Excerpted records:
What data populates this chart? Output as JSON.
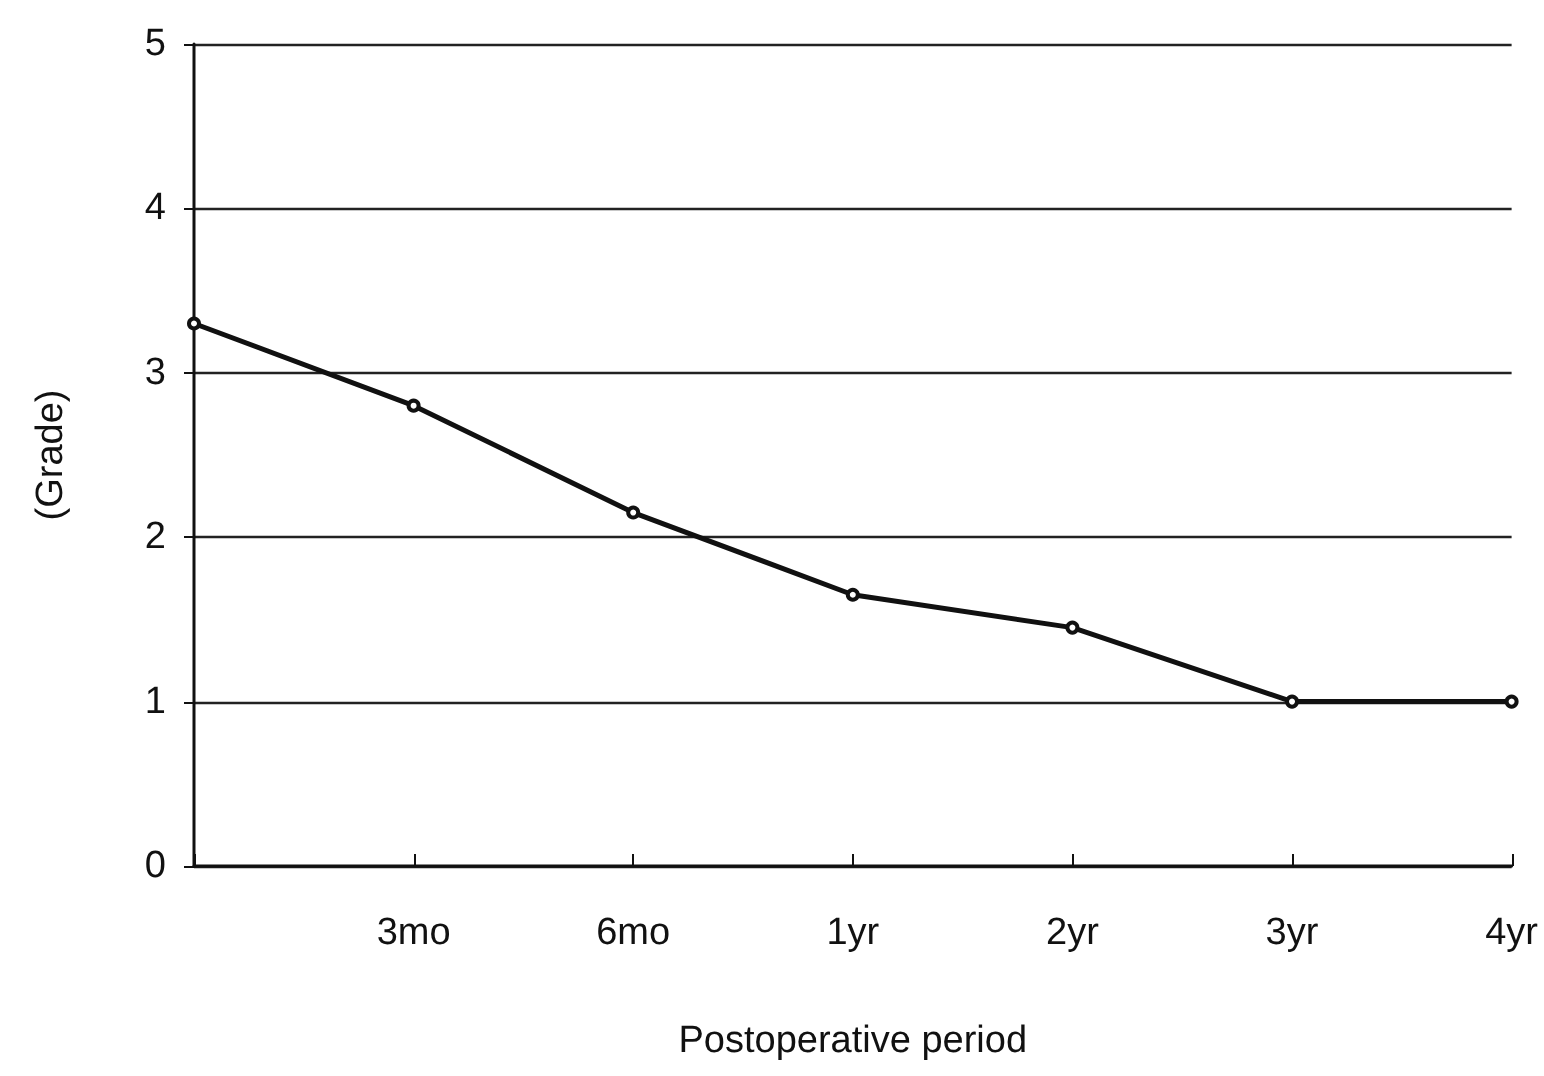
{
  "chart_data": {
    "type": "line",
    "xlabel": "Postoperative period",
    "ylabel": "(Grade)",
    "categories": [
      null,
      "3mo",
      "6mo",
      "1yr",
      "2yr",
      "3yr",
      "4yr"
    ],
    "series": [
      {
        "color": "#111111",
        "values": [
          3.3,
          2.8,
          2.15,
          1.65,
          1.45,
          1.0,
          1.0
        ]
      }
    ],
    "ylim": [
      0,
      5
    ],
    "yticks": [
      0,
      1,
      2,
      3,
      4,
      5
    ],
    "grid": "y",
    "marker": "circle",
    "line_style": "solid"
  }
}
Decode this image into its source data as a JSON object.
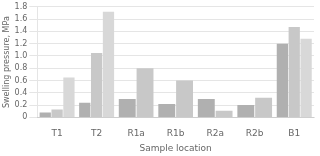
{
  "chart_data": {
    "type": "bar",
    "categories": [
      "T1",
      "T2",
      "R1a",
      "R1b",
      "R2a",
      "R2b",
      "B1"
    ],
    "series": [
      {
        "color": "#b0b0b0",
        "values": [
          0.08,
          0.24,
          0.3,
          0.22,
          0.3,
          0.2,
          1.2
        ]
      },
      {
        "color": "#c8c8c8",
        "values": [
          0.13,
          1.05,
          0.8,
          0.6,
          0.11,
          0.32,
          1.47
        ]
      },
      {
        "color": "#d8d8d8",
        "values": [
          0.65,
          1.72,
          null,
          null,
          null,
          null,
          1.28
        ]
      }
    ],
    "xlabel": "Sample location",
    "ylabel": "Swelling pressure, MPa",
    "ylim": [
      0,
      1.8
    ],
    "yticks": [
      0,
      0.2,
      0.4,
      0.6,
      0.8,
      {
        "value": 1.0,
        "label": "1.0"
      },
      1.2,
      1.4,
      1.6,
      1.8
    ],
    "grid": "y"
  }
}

--

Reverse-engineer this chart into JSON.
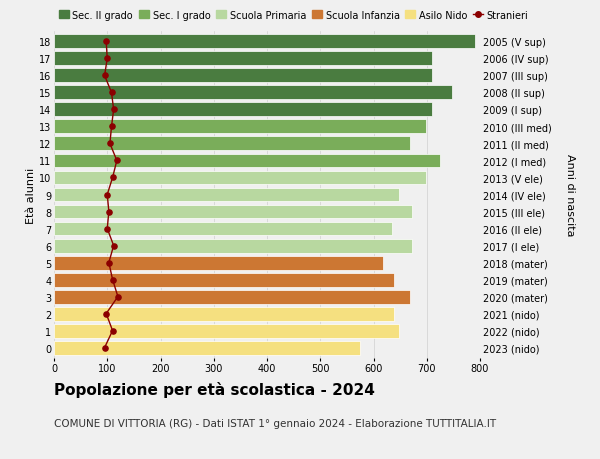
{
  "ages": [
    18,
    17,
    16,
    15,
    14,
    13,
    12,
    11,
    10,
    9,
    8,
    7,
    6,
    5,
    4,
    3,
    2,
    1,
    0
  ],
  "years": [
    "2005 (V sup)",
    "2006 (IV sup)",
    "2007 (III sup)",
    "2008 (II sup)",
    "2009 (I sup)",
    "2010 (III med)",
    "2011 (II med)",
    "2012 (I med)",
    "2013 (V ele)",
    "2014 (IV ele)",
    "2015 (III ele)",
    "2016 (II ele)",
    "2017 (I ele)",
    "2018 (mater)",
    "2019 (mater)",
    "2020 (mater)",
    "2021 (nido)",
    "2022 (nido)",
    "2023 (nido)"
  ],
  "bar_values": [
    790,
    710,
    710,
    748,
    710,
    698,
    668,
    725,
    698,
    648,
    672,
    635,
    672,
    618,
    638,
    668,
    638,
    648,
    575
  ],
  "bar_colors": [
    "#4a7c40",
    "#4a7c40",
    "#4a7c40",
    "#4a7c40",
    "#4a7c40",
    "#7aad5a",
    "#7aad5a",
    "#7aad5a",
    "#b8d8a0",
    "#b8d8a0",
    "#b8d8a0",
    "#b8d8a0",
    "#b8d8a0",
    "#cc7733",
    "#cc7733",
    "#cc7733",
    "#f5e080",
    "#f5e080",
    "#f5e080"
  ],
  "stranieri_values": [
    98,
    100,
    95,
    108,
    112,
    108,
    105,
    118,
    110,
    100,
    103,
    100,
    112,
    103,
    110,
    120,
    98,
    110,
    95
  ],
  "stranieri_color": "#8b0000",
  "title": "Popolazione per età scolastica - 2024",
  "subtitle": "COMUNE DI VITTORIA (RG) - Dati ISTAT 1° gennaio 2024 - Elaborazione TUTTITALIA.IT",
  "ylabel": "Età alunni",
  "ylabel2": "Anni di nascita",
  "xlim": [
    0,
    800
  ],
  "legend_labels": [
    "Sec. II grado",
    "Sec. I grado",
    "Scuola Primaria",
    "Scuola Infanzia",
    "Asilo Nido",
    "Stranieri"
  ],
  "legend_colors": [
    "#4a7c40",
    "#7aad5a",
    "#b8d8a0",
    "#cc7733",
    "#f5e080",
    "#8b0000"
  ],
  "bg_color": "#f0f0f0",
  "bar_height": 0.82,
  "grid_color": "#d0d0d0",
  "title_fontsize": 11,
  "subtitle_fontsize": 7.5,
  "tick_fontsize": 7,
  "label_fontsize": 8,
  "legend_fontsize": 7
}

Task brief: List the lines of the entries that include "xlabel".

Written answer:
    "xlabel": "Postoperative period",
    "xlabel": "Sample location",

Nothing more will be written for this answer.